§ **Exercise brief**: Each line containing the word "monthly" needs to be copied.

§ **Input material**:
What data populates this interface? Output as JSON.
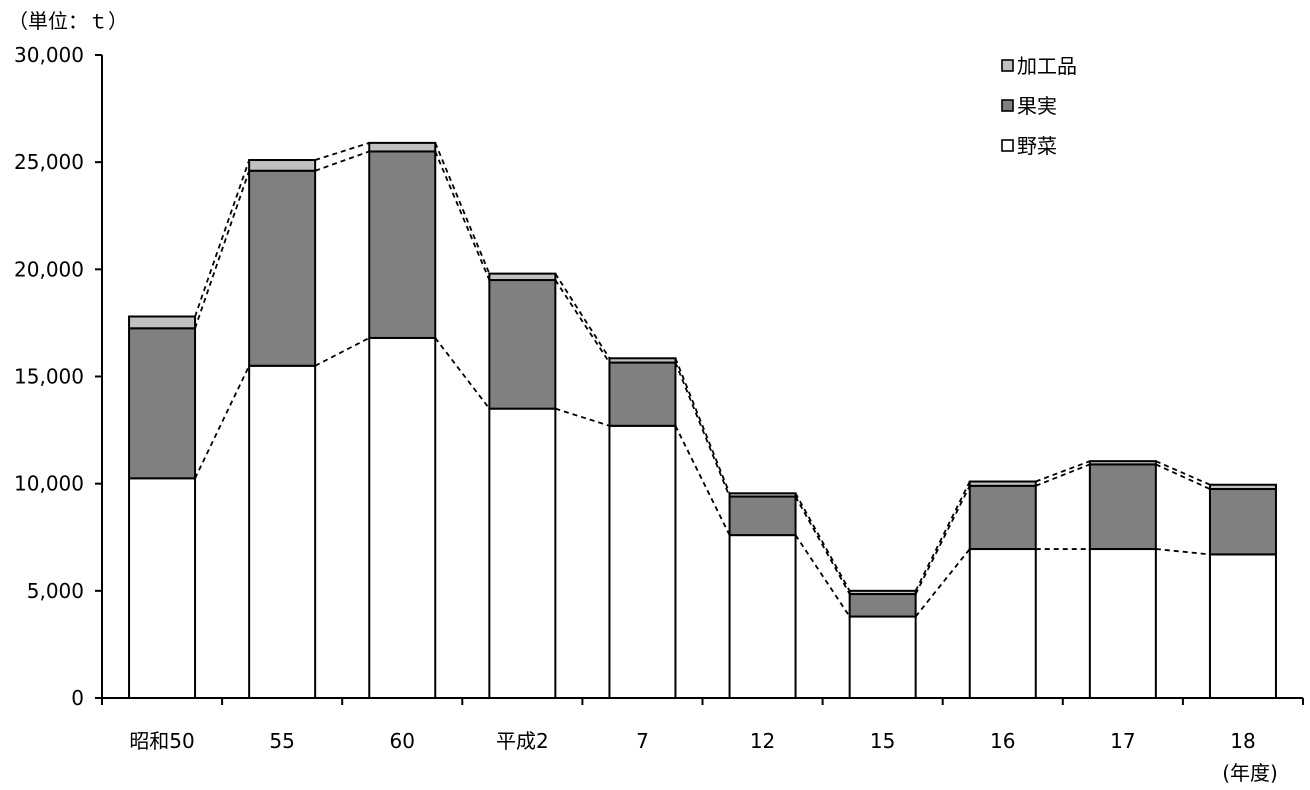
{
  "chart_data": {
    "type": "bar",
    "stacked": true,
    "unit_label": "（単位：ｔ）",
    "xunit_label": "(年度)",
    "categories": [
      "昭和50",
      "55",
      "60",
      "平成2",
      "7",
      "12",
      "15",
      "16",
      "17",
      "18"
    ],
    "series": [
      {
        "name": "野菜",
        "color": "#ffffff",
        "values": [
          10250,
          15500,
          16800,
          13500,
          12700,
          7600,
          3800,
          6950,
          6950,
          6700
        ]
      },
      {
        "name": "果実",
        "color": "#808080",
        "values": [
          7000,
          9100,
          8700,
          6000,
          2950,
          1800,
          1050,
          2950,
          3950,
          3050
        ]
      },
      {
        "name": "加工品",
        "color": "#c0c0c0",
        "values": [
          550,
          500,
          400,
          300,
          200,
          150,
          150,
          200,
          150,
          200
        ]
      }
    ],
    "legend_order": [
      "加工品",
      "果実",
      "野菜"
    ],
    "legend_position": "top-right",
    "ylim": [
      0,
      30000
    ],
    "yticks": [
      "0",
      "5,000",
      "10,000",
      "15,000",
      "20,000",
      "25,000",
      "30,000"
    ],
    "ytick_values": [
      0,
      5000,
      10000,
      15000,
      20000,
      25000,
      30000
    ],
    "connector_lines": "dashed",
    "grid": false
  }
}
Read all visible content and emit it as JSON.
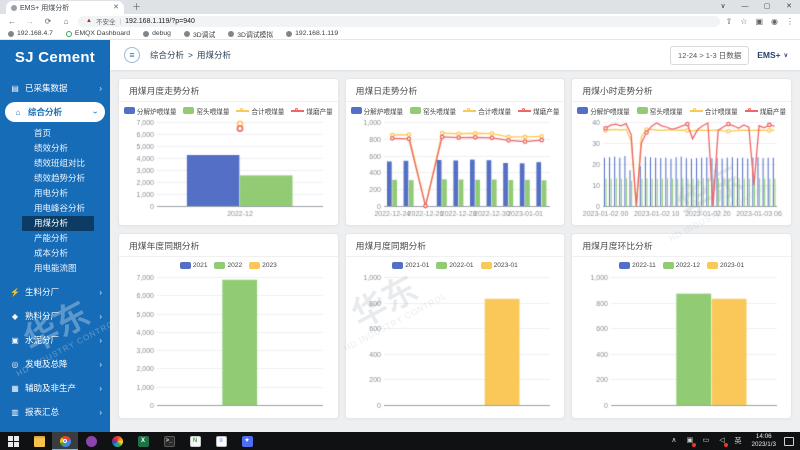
{
  "icons": {
    "back": "←",
    "forward": "→",
    "reload": "⟳",
    "home": "⌂",
    "warning": "▲",
    "divider": "|",
    "share": "⇧",
    "star": "☆",
    "side_panel": "▣",
    "profile": "◉",
    "menu": "⋮",
    "tab_search": "∨",
    "minimize": "—",
    "maximize": "▢",
    "close": "✕",
    "plus": "＋",
    "hamburger": "≡",
    "chevron_right": "›",
    "caret_down": "∨"
  },
  "browser": {
    "tab_title": "EMS+ 用煤分析",
    "security_label": "不安全",
    "url": "192.168.1.119/?p=940",
    "bookmarks": [
      "192.168.4.7",
      "EMQX Dashboard",
      "debug",
      "3D调试",
      "3D调试模拟",
      "192.168.1.119"
    ]
  },
  "header": {
    "brand": "SJ Cement",
    "breadcrumb": {
      "parent": "综合分析",
      "separator": ">",
      "current": "用煤分析"
    },
    "date_range_button": "12-24 > 1-3 日数据",
    "profile_label": "EMS+"
  },
  "sidebar": {
    "icon_glyphs": {
      "database-icon": "▤",
      "home-icon": "⌂",
      "lightning-icon": "⚡",
      "drop-icon": "◆",
      "cement-plant-icon": "▣",
      "power-icon": "◎",
      "auxiliary-icon": "▦",
      "report-icon": "▥"
    },
    "groups": [
      {
        "label": "已采集数据",
        "icon": "database-icon",
        "expanded": false
      },
      {
        "label": "综合分析",
        "icon": "home-icon",
        "expanded": true,
        "active": true,
        "children": [
          "首页",
          "绩效分析",
          "绩效班组对比",
          "绩效趋势分析",
          "用电分析",
          "用电峰谷分析",
          "用煤分析",
          "产能分析",
          "成本分析",
          "用电能流图"
        ],
        "selected": "用煤分析"
      },
      {
        "label": "生料分厂",
        "icon": "lightning-icon",
        "expanded": false
      },
      {
        "label": "熟料分厂",
        "icon": "drop-icon",
        "expanded": false
      },
      {
        "label": "水泥分厂",
        "icon": "cement-plant-icon",
        "expanded": false
      },
      {
        "label": "发电及总降",
        "icon": "power-icon",
        "expanded": false
      },
      {
        "label": "辅助及非生产",
        "icon": "auxiliary-icon",
        "expanded": false
      },
      {
        "label": "报表汇总",
        "icon": "report-icon",
        "expanded": false
      }
    ]
  },
  "palette": {
    "blue": "#5470c6",
    "green": "#91cc75",
    "yellow": "#fac858",
    "red": "#ee6666"
  },
  "watermark": {
    "cn": "华东",
    "en": "HD INDUSTRY CONTROL"
  },
  "chart_data": [
    {
      "id": "monthly-trend",
      "title": "用煤月度走势分析",
      "type": "bar",
      "categories": [
        "2022-12"
      ],
      "ylim": [
        0,
        7000
      ],
      "ystep": 1000,
      "grid": true,
      "legend_position": "top",
      "series": [
        {
          "name": "分解炉喂煤量",
          "type": "bar",
          "color": "#5470c6",
          "values": [
            4250
          ]
        },
        {
          "name": "窑头喂煤量",
          "type": "bar",
          "color": "#91cc75",
          "values": [
            2550
          ]
        },
        {
          "name": "合计喂煤量",
          "type": "scatter",
          "color": "#fac858",
          "values": [
            6850
          ]
        },
        {
          "name": "煤磨产量",
          "type": "scatter",
          "color": "#ee6666",
          "values": [
            6450
          ]
        }
      ]
    },
    {
      "id": "daily-trend",
      "title": "用煤日走势分析",
      "type": "bar",
      "categories": [
        "2022-12-24",
        "2022-12-25",
        "2022-12-26",
        "2022-12-27",
        "2022-12-28",
        "2022-12-29",
        "2022-12-30",
        "2022-12-31",
        "2023-01-01",
        "2023-01-02"
      ],
      "xtick_every": 2,
      "ylim": [
        0,
        1000
      ],
      "ystep": 200,
      "grid": true,
      "legend_position": "top",
      "series": [
        {
          "name": "分解炉喂煤量",
          "type": "bar",
          "color": "#5470c6",
          "values": [
            530,
            538,
            0,
            548,
            542,
            552,
            545,
            512,
            508,
            522
          ]
        },
        {
          "name": "窑头喂煤量",
          "type": "bar",
          "color": "#91cc75",
          "values": [
            312,
            308,
            0,
            318,
            315,
            312,
            315,
            310,
            312,
            306
          ]
        },
        {
          "name": "合计喂煤量",
          "type": "line",
          "color": "#fac858",
          "values": [
            845,
            850,
            0,
            868,
            860,
            866,
            862,
            824,
            822,
            830
          ]
        },
        {
          "name": "煤磨产量",
          "type": "line",
          "color": "#ee6666",
          "values": [
            806,
            800,
            0,
            822,
            815,
            818,
            812,
            782,
            766,
            784
          ]
        }
      ]
    },
    {
      "id": "hourly-trend",
      "title": "用煤小时走势分析",
      "type": "bar",
      "n_points": 34,
      "xticks": [
        {
          "i": 0,
          "label": "2023-01-02 00"
        },
        {
          "i": 10,
          "label": "2023-01-02 10"
        },
        {
          "i": 20,
          "label": "2023-01-02 20"
        },
        {
          "i": 30,
          "label": "2023-01-03 06"
        }
      ],
      "ylim": [
        0,
        40
      ],
      "ystep": 10,
      "grid": true,
      "legend_position": "top",
      "series": [
        {
          "name": "分解炉喂煤量",
          "type": "bar",
          "color": "#5470c6",
          "values": [
            23,
            23.2,
            23.5,
            23,
            23.8,
            17,
            0,
            19,
            23.5,
            23.2,
            23,
            22.8,
            23,
            22.5,
            23.2,
            23.5,
            22.8,
            22.5,
            22.8,
            23,
            23.2,
            22.8,
            23,
            22.6,
            23,
            23.2,
            22.8,
            23,
            22.6,
            23,
            23.2,
            22.8,
            23,
            23
          ]
        },
        {
          "name": "窑头喂煤量",
          "type": "bar",
          "color": "#91cc75",
          "values": [
            13,
            13,
            13.2,
            13,
            13.2,
            12,
            6,
            13,
            13.2,
            13,
            13,
            13,
            13.2,
            13,
            13,
            13.2,
            13,
            13,
            13,
            13.2,
            13,
            13,
            13.2,
            13,
            13,
            13,
            13.2,
            13,
            13,
            13,
            13.2,
            13,
            13,
            13
          ]
        },
        {
          "name": "合计喂煤量",
          "type": "line",
          "color": "#fac858",
          "values": [
            36,
            36.3,
            36.5,
            36.2,
            36.5,
            31,
            0,
            33,
            36.4,
            36.5,
            36.2,
            36,
            36.2,
            36.4,
            36,
            36.1,
            36,
            35.8,
            36,
            36.1,
            36,
            36,
            36.2,
            35.8,
            35.6,
            35.8,
            36,
            36.1,
            36,
            36,
            36.2,
            36,
            36,
            36.1
          ]
        },
        {
          "name": "煤磨产量",
          "type": "line",
          "color": "#ee6666",
          "values": [
            37,
            38.5,
            39,
            38.2,
            39.2,
            34,
            0,
            30,
            35,
            38,
            39.5,
            38.2,
            37.5,
            36.5,
            37.2,
            38.2,
            39,
            32,
            36.5,
            38.2,
            39.5,
            0,
            36,
            37.6,
            39,
            38.2,
            37,
            38.6,
            37.5,
            10,
            38.2,
            37.2,
            38.6,
            38
          ]
        }
      ]
    },
    {
      "id": "yearly-yoy",
      "title": "用煤年度同期分析",
      "type": "bar",
      "categories": [
        ""
      ],
      "ylim": [
        0,
        7000
      ],
      "ystep": 1000,
      "grid": true,
      "legend_position": "top",
      "series": [
        {
          "name": "2021",
          "type": "bar",
          "color": "#5470c6",
          "values": [
            null
          ]
        },
        {
          "name": "2022",
          "type": "bar",
          "color": "#91cc75",
          "values": [
            6850
          ]
        },
        {
          "name": "2023",
          "type": "bar",
          "color": "#fac858",
          "values": [
            null
          ]
        }
      ]
    },
    {
      "id": "monthly-yoy",
      "title": "用煤月度同期分析",
      "type": "bar",
      "categories": [
        ""
      ],
      "ylim": [
        0,
        1000
      ],
      "ystep": 200,
      "grid": true,
      "legend_position": "top",
      "series": [
        {
          "name": "2021-01",
          "type": "bar",
          "color": "#5470c6",
          "values": [
            null
          ]
        },
        {
          "name": "2022-01",
          "type": "bar",
          "color": "#91cc75",
          "values": [
            null
          ]
        },
        {
          "name": "2023-01",
          "type": "bar",
          "color": "#fac858",
          "values": [
            830
          ]
        }
      ]
    },
    {
      "id": "monthly-mom",
      "title": "用煤月度环比分析",
      "type": "bar",
      "categories": [
        ""
      ],
      "ylim": [
        0,
        1000
      ],
      "ystep": 200,
      "grid": true,
      "legend_position": "top",
      "series": [
        {
          "name": "2022-11",
          "type": "bar",
          "color": "#5470c6",
          "values": [
            null
          ]
        },
        {
          "name": "2022-12",
          "type": "bar",
          "color": "#91cc75",
          "values": [
            870
          ]
        },
        {
          "name": "2023-01",
          "type": "bar",
          "color": "#fac858",
          "values": [
            830
          ]
        }
      ]
    }
  ],
  "taskbar": {
    "apps": [
      {
        "name": "start",
        "glyph": ""
      },
      {
        "name": "file-explorer",
        "glyph": ""
      },
      {
        "name": "chrome",
        "glyph": "",
        "active": true
      },
      {
        "name": "mqtt-app",
        "glyph": ""
      },
      {
        "name": "color-wheel-app",
        "glyph": ""
      },
      {
        "name": "excel",
        "glyph": "X"
      },
      {
        "name": "terminal",
        "glyph": ">_"
      },
      {
        "name": "notepad",
        "glyph": "N"
      },
      {
        "name": "editor",
        "glyph": "≡"
      },
      {
        "name": "teams",
        "glyph": "✦"
      }
    ],
    "tray": [
      {
        "name": "tray-up",
        "glyph": "∧",
        "badge": false
      },
      {
        "name": "app-alert",
        "glyph": "▣",
        "badge": true
      },
      {
        "name": "chat",
        "glyph": "▭",
        "badge": false
      },
      {
        "name": "volume",
        "glyph": "◁",
        "badge": true
      },
      {
        "name": "ime-indicator",
        "glyph": "英",
        "badge": false
      }
    ],
    "time": "14:06",
    "date": "2023/1/3"
  }
}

§ **Exercise answer**:
      "id": "monthly-trend",
      "id": "monthly-yoy",
      "id": "monthly-mom",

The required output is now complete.